TEXTO CITADO:

· · ·

Nesta visão, o mercado não se move pelo cuidado de que todos participem nos processos de governo e poder. Uma orientação para o lucro opõe-se a uma que se guia pelo ideal do governo para o povo e com o povo. O Estado pode e deve atuar no sentido de proteger, através de várias formas de regulação, a liberdade de informação, a sua qualidade e o exercício livre do jornalismo.

Muitos defensores desta perspetiva não recusam que a indústria e o mercado tenham um papel nos processos de comunicação da sociedade, mas certamente a tendência é para rejeitar que o mercado possa definir a prática de uma qualquer atividade. Entendem que a definição de uma prática profissional, neste caso o jornalismo, é ditada pelo desempenho de um conjunto de competências de conhecimento, técnicas e de enquadramento moral que contribuam para o melhoria e elevação da vida pública, uma vida comum que seja possível compartir com os cidadãos.

Que o jornalismo não esteja orientado para o bem comum seria um resultado da lógica mercantil, em especial quando esta é desregulada.

Há muito que alertam para a circunstância de que o jornalismo enquanto prática tem vindo a ser seriamente ameaçado pelos media, pela concentração dos grupos económicos e pelos fins comerciais e ainda, segundo os mais críticos, por um público descrente na imprensa, num clima político que afasta os cidadãos e outros problemas radicados na própria cultura profissional da imprensa. 

Clama-se pela intervenção pública do Estado, dos grupos de cidadãos e dos cidadãos individualmente para corrigir os efeitos nefastos associados à excessiva tendência comercial que os media podem adotar. Quando tal exortação é feita, logo se volve objeto de reparo do liberalismo económico sob o argumento – muitas vezes certeiro e ainda mais vezes interesseiro – do perigo que a interferência estatal pode significar para a independência dos media e da autonomia do jornalismo. Isto em circunstâncias de fraqueza dos media comerciais e do mercado dos media. 

Veja-se agora aquilo que foi designado como uma terceira forma de abordar o jornalismo, surgida no contexto da revolução digital. Não escapa a ninguém que, desde as duas últimas décadas do século XX, os media passaram por mudanças decisivas quer na sua economia, quer enquanto tecnologias, quer ainda como instituições. Estas transformações, pelo menos nos países com regimes democrático-liberais, integram uma constelação de consequências ocorridas na comunicação pública, cuja origem reside no facto de a comunicação se ter tornado crescentemente matéria dos interesses privados do mercado, de forma cada vez mais intensa e uniforme. 

A viragem neoliberal, na qual o chamado mercado livre apareceu como Deus ex machina que se apoderou da gestão dos media, entrosou-se com as transformações possibilitadas pelas tecnologias digitais, satélites e computadores. Os arautos do liberalismo rejubilaram. O padrão da comunicação modificou-se, o sistema produtivo e de receção da comunicação pública segmentou-se em múltiplos fluxos, tudo afetando: o mundo dos livros, dos jornais, das revistas, do grande público. Consequentemente o regime dos media sofreu alterações substanciais e o jornalismo desorganizou-se, pondo em causa a possibilidade de uma esfera de conversação comum.

· · ·

MATERIAL FORNECIDO:
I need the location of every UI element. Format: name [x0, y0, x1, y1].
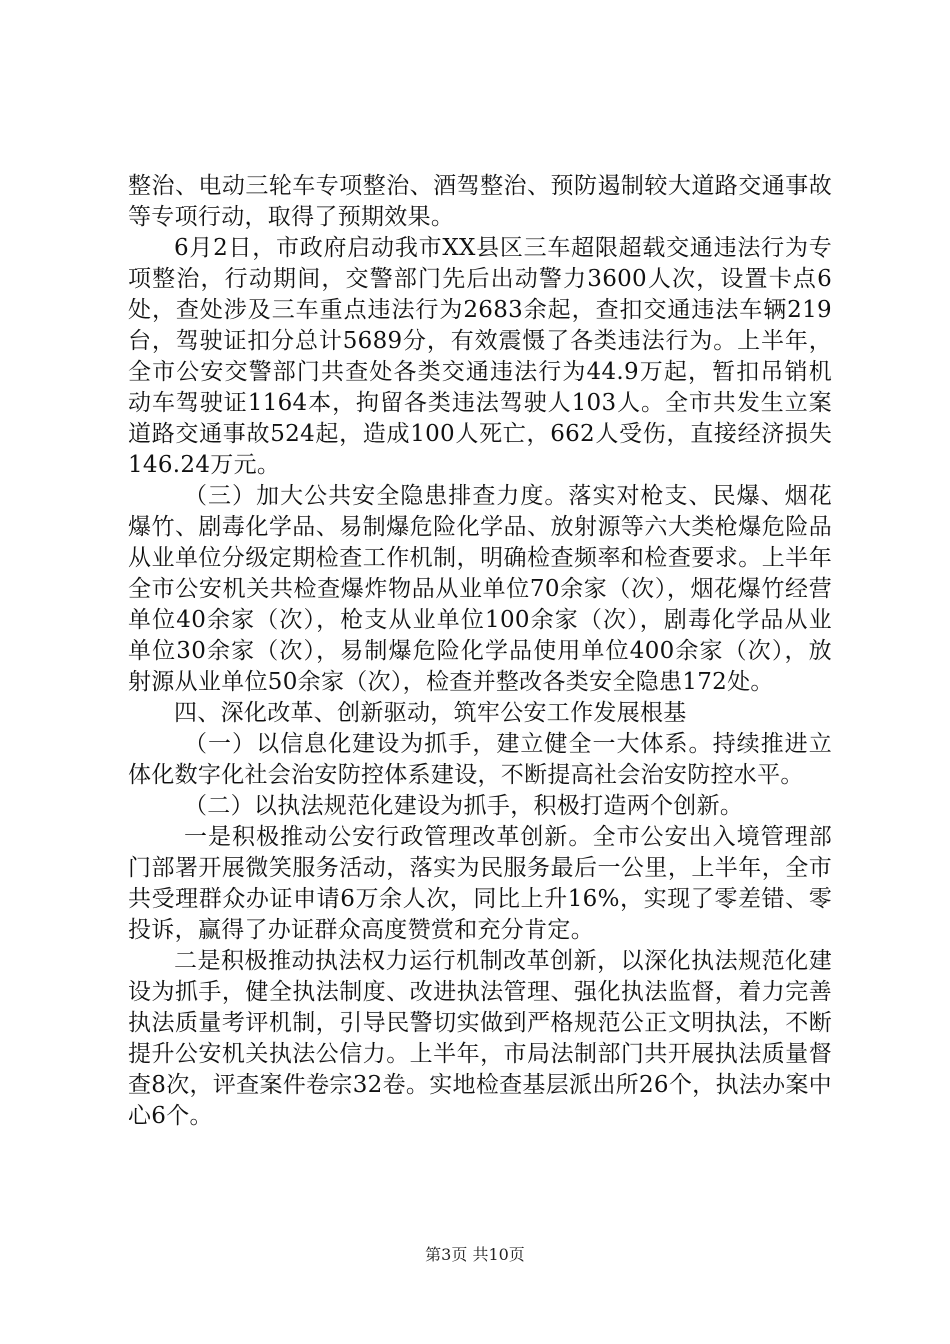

· · ·

INSTRUÇÃO DADA A:
Transcreva sem alterações, do texto sobre o jornalismo e o mercado, o trecho que vai de "Veja-se agora aquilo" até "intensa e uniforme.".
INSTRUÇÃO DADA B:
Dê seguimento ao texto sobre o jornalismo e o mercado, começando logo depois da última frase apresentada.

RESPOSTA À TAREFA A:
Veja-se agora aquilo que foi designado como uma terceira forma de abordar o jornalismo, surgida no contexto da revolução digital. Não escapa a ninguém que, desde as duas últimas décadas do século XX, os media passaram por mudanças decisivas quer na sua economia, quer enquanto tecnologias, quer ainda como instituições. Estas transformações, pelo menos nos países com regimes democrático-liberais, integram uma constelação de consequências ocorridas na comunicação pública, cuja origem reside no facto de a comunicação se ter tornado crescentemente matéria dos interesses privados do mercado, de forma cada vez mais intensa e uniforme.

RESPOSTA À TAREFA B:
Quem defende a importância do jornalismo para o sentido de comunidade considera que o que restou foram indivíduos – vistos como seres aquisitivos, eivados do utilitarismo meios/fins e com interesses – que interagem em bolhas informáticas onde estão somente os que remam para o mesmo lado. A noção de cidadãos de uma coletividade política portadora de uma memória partilhada perdeu fôlego e as condições para a liberdade política passaram a estar em perigo.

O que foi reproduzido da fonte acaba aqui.